DIRECTIONS
Copy out every entry below word for word, omitting the pictures.
=-=-=
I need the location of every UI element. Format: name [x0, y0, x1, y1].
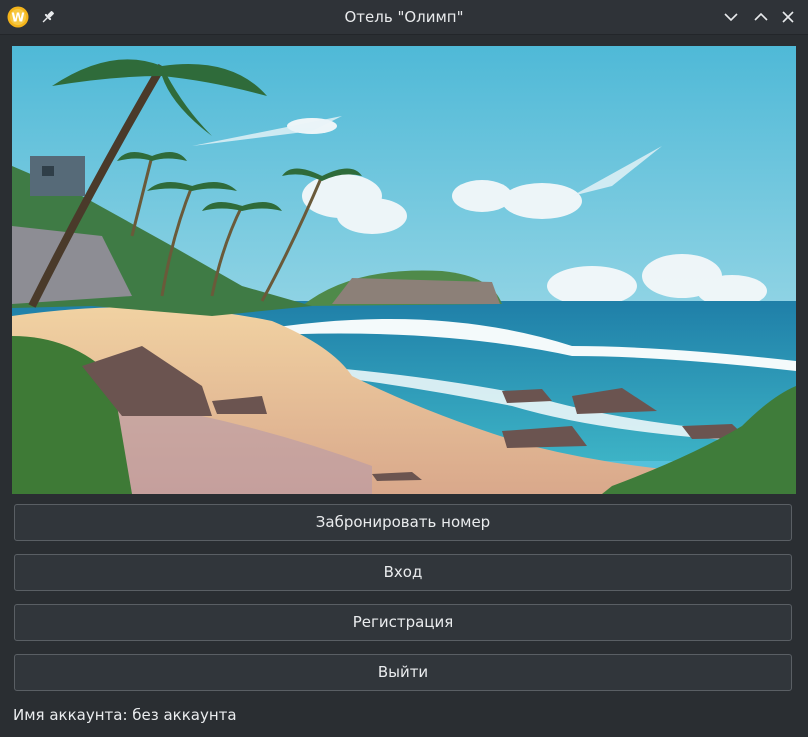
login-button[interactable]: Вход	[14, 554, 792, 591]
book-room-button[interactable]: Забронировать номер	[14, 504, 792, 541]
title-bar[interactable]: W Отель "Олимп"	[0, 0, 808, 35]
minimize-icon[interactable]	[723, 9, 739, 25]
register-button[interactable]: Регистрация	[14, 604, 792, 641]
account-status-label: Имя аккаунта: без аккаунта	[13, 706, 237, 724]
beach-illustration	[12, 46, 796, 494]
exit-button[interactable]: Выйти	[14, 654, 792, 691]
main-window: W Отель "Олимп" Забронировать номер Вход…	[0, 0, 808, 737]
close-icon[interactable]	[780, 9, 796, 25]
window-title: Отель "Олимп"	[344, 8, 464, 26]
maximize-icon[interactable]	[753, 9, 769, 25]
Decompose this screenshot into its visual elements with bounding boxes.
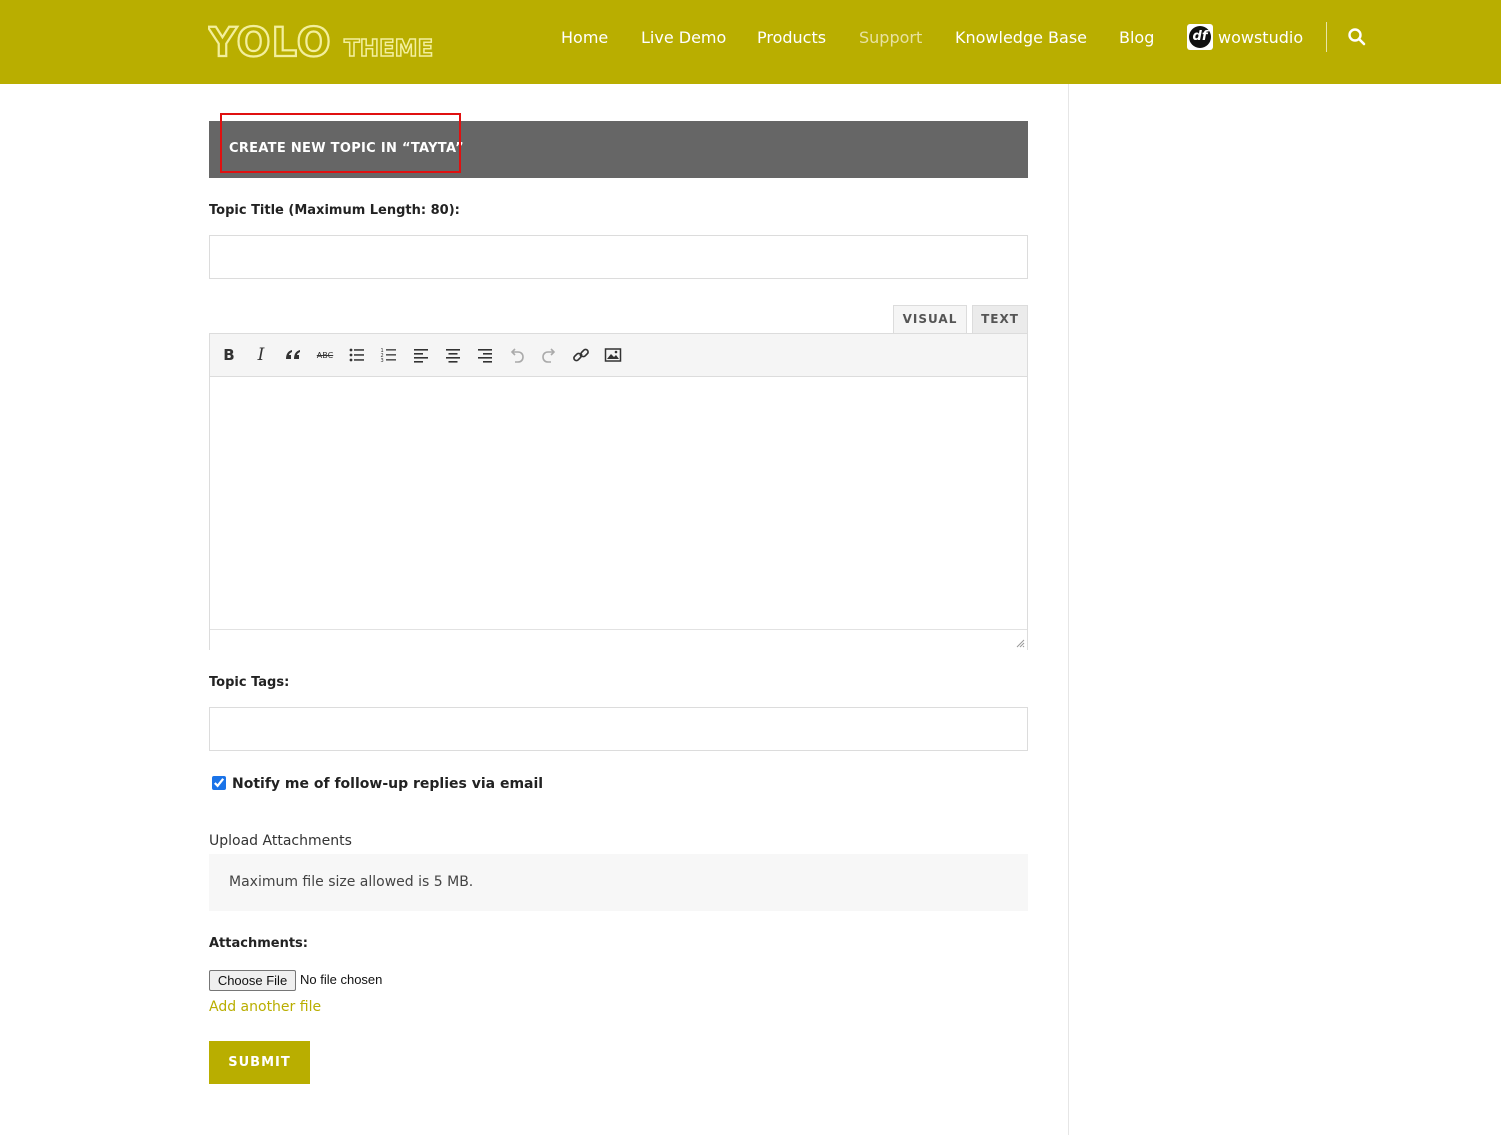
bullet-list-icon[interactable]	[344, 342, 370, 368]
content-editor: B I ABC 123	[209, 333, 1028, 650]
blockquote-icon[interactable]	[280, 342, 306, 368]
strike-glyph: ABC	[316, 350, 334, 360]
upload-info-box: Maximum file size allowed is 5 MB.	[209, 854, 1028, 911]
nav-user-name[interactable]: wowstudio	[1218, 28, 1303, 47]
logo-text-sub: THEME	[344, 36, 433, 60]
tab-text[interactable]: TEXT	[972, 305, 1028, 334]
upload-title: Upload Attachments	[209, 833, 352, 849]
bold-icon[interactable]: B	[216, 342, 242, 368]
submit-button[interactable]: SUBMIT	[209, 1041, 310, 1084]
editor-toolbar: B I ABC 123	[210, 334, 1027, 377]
=-=-=
FULL ANSWER
I need the location of every UI element. Format: name [x0, y0, x1, y1].
login-button[interactable]: Вход	[14, 554, 792, 591]
book-room-button[interactable]: Забронировать номер	[14, 504, 792, 541]
title-bar[interactable]: W Отель "Олимп"	[0, 0, 808, 35]
minimize-icon[interactable]	[723, 9, 739, 25]
register-button[interactable]: Регистрация	[14, 604, 792, 641]
account-status-label: Имя аккаунта: без аккаунта	[13, 706, 237, 724]
beach-illustration	[12, 46, 796, 494]
exit-button[interactable]: Выйти	[14, 654, 792, 691]
main-window: W Отель "Олимп" Забронировать номер Вход…	[0, 0, 808, 737]
close-icon[interactable]	[780, 9, 796, 25]
window-title: Отель "Олимп"	[344, 8, 464, 26]
maximize-icon[interactable]	[753, 9, 769, 25]
Decompose this screenshot into its visual elements with bounding boxes.
bullet-list-icon[interactable]	[344, 342, 370, 368]
content-editor: B I ABC 123	[209, 333, 1028, 650]
blockquote-icon[interactable]	[280, 342, 306, 368]
strike-glyph: ABC	[316, 350, 334, 360]
upload-info-box: Maximum file size allowed is 5 MB.	[209, 854, 1028, 911]
nav-user-name[interactable]: wowstudio	[1218, 28, 1303, 47]
logo-text-sub: THEME	[344, 36, 433, 60]
tab-text[interactable]: TEXT	[972, 305, 1028, 334]
upload-title: Upload Attachments	[209, 833, 352, 849]
bold-icon[interactable]: B	[216, 342, 242, 368]
submit-button[interactable]: SUBMIT	[209, 1041, 310, 1084]
editor-toolbar: B I ABC 123	[210, 334, 1027, 377]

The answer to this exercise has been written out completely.